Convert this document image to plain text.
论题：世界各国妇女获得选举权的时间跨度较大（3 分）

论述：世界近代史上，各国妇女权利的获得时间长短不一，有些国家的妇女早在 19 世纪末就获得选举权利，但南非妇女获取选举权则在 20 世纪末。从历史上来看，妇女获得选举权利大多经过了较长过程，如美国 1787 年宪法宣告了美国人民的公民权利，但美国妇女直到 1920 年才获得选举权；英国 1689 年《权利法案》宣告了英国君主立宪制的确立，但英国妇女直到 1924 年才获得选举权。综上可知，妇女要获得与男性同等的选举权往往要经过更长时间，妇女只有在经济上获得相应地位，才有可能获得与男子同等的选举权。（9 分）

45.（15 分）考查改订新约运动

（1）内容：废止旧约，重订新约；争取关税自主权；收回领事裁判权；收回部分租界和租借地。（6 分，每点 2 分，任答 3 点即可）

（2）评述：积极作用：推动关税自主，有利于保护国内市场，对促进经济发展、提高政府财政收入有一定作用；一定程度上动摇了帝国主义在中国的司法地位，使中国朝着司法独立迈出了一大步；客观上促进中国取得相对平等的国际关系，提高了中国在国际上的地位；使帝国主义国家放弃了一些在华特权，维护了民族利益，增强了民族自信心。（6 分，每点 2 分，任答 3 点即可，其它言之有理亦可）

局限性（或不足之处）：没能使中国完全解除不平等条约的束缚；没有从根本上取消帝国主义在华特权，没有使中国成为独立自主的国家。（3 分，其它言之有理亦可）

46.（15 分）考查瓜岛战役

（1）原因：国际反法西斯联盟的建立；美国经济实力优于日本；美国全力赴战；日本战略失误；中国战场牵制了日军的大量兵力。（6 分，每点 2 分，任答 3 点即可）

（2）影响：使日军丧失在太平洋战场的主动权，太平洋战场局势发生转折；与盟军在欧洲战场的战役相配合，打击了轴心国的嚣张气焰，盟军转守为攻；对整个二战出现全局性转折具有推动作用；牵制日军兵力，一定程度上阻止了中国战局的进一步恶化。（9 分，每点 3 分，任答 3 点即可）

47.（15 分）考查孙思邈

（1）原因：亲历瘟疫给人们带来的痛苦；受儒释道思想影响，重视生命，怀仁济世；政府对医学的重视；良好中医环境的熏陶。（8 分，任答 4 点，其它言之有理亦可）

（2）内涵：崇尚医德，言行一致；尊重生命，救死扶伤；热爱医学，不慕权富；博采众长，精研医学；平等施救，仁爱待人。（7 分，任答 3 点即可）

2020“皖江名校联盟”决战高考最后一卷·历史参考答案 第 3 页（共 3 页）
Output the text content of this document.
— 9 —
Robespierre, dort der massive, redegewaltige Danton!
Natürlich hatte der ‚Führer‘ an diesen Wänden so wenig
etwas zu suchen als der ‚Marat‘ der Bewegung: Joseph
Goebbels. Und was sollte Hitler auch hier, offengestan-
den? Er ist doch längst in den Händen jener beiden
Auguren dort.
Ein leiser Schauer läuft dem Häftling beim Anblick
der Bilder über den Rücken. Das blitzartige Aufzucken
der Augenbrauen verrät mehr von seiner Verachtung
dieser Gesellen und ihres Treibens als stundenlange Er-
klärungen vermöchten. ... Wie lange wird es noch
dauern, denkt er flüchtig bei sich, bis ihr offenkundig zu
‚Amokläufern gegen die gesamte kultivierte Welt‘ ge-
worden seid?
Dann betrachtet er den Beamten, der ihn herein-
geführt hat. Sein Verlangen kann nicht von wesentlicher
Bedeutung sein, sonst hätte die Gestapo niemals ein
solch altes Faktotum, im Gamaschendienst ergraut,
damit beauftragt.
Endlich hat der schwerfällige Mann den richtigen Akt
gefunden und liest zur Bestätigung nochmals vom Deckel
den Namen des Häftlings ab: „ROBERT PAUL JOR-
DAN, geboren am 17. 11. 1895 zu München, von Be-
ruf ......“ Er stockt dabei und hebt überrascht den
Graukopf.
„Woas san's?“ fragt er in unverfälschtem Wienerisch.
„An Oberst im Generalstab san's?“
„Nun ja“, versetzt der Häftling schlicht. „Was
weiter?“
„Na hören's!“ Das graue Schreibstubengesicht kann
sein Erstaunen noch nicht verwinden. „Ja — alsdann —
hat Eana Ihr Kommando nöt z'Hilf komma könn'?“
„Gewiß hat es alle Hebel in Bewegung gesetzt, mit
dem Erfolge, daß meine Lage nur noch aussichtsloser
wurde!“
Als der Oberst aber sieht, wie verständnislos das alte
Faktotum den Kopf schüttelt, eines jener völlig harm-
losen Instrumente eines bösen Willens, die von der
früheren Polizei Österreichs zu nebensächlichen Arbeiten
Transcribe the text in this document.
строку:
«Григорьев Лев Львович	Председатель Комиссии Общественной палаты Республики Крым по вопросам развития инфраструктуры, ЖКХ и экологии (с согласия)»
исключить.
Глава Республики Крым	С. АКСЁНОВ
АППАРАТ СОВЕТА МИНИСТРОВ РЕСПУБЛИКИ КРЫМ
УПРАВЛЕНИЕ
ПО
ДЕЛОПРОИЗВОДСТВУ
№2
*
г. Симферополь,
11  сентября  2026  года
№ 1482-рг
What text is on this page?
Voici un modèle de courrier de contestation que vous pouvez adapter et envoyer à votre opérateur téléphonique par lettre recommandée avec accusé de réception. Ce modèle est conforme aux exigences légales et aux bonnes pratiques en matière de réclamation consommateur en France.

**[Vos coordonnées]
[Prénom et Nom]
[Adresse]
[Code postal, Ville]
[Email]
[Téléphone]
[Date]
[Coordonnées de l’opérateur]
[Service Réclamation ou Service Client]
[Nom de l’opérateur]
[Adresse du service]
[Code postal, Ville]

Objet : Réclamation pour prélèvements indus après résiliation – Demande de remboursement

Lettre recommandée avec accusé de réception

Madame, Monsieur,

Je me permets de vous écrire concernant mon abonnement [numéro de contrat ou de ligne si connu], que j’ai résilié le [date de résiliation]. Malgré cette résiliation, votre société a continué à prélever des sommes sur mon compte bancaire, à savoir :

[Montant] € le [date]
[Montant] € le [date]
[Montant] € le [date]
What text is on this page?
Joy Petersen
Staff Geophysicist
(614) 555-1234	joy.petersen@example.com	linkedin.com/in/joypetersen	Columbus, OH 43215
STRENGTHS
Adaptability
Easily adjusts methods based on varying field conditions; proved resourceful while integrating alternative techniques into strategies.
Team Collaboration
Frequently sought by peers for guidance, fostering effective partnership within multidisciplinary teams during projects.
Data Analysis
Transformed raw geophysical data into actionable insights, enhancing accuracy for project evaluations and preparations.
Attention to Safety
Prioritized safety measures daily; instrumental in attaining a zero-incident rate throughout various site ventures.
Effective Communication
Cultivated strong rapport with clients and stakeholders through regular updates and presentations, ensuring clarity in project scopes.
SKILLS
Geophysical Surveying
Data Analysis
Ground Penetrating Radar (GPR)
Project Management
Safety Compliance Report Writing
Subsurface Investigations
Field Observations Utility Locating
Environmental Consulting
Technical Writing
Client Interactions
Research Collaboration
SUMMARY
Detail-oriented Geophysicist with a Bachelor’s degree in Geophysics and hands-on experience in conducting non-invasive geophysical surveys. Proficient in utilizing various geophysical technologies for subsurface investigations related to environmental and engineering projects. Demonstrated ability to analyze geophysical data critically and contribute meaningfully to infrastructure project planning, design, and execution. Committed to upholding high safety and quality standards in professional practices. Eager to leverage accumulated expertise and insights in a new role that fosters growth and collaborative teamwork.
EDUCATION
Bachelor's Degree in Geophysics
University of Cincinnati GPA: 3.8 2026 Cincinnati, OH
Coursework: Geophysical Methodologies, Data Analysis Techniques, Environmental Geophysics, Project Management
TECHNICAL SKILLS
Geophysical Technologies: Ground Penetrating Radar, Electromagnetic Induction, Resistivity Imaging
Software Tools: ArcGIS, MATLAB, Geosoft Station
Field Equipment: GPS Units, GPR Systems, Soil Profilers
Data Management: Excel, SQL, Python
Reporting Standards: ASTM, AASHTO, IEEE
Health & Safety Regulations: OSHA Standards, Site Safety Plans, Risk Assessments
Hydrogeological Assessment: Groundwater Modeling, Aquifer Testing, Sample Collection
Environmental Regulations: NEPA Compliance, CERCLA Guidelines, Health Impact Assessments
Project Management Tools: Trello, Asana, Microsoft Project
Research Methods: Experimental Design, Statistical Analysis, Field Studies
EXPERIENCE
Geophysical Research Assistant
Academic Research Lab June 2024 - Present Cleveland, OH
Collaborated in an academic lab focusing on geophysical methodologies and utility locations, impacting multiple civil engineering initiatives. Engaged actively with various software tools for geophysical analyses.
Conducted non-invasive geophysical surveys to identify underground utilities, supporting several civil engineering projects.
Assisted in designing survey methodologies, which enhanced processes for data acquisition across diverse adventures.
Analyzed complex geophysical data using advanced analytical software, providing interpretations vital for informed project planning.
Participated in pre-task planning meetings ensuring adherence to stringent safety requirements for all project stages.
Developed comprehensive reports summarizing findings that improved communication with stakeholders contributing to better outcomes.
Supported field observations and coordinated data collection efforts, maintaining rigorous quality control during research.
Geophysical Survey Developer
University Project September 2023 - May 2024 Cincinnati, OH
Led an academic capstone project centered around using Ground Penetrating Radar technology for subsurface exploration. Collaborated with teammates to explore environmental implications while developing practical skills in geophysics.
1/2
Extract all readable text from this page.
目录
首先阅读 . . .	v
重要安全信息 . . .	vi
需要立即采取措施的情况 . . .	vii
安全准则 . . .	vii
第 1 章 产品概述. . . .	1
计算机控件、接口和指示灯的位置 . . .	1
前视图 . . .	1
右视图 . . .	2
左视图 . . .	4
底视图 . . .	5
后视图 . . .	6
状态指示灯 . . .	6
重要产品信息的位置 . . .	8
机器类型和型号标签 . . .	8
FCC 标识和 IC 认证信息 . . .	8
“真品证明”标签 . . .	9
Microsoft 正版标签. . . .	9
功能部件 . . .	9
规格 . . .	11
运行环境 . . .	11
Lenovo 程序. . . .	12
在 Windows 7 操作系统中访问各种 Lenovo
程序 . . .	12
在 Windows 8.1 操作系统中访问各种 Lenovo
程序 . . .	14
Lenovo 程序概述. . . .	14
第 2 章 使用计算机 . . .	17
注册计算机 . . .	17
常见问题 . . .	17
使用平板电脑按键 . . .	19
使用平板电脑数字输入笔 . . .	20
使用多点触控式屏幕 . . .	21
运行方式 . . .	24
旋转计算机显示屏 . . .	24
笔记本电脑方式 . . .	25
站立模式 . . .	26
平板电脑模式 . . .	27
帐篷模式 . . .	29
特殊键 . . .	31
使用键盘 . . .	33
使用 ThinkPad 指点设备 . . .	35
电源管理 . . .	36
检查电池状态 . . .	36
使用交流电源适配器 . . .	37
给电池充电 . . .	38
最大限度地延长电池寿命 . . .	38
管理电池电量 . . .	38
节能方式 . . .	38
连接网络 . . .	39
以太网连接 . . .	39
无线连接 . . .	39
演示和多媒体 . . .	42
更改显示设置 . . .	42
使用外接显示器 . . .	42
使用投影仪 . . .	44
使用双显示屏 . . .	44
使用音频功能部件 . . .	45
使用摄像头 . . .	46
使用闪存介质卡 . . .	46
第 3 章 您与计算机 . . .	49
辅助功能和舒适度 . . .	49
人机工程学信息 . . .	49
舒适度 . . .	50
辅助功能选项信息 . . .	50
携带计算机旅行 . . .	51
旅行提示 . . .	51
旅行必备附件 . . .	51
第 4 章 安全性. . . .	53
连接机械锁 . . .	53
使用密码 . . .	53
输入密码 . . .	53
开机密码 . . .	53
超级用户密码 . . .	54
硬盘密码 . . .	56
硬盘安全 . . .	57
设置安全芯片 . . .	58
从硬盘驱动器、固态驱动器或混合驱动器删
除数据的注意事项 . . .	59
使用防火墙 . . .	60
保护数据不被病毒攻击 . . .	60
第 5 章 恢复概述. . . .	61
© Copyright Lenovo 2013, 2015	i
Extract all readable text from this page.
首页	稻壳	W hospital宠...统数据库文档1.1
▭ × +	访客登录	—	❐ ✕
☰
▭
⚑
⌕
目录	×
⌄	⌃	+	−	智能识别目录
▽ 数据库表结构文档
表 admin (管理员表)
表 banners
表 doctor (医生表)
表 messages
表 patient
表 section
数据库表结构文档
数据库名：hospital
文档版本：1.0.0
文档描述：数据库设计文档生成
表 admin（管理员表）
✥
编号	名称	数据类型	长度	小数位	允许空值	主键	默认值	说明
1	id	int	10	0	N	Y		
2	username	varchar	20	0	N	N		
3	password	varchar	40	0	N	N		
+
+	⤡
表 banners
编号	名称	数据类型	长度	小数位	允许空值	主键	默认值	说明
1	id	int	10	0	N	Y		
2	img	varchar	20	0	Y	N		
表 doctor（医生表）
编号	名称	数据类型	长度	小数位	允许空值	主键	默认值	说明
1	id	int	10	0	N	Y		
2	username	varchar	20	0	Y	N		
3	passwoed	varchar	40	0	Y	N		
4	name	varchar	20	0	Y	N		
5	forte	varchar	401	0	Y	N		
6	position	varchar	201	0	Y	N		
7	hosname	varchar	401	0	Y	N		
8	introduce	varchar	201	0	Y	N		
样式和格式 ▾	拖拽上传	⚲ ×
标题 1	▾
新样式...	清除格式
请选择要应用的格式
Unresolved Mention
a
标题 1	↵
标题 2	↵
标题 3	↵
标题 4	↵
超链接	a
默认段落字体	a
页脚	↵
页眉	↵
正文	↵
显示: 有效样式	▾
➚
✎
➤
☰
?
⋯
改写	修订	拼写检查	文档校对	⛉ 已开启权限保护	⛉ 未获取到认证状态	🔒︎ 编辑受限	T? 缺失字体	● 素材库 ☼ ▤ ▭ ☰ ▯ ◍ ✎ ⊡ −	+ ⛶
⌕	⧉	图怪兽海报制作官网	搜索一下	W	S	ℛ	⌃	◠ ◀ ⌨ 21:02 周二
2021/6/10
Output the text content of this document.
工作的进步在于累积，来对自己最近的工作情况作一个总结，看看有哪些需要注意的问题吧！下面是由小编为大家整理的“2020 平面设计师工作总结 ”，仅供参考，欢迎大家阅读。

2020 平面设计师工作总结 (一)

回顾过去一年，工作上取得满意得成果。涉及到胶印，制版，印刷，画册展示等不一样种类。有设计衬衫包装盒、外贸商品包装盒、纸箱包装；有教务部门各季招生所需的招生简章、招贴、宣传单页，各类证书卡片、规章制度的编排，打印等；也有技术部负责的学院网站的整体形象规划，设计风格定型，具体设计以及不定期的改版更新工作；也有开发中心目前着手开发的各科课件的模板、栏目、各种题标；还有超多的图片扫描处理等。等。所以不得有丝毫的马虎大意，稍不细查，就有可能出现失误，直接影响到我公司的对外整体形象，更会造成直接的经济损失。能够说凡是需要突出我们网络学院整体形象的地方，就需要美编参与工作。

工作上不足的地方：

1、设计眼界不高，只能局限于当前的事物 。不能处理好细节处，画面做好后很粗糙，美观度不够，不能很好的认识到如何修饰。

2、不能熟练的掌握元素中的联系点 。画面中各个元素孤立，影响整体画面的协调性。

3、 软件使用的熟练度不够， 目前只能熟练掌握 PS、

» **EXERCISE TASK**: Copy out every line that includes the word "Penetrating".

» **EXERCISE RESULT**:
Ground Penetrating Radar (GPR)
Geophysical Technologies: Ground Penetrating Radar, Electromagnetic Induction, Resistivity Imaging
Led an academic capstone project centered around using Ground Penetrating Radar technology for subsurface exploration. Collaborated with teammates to explore environmental implications while developing practical skills in geophysics.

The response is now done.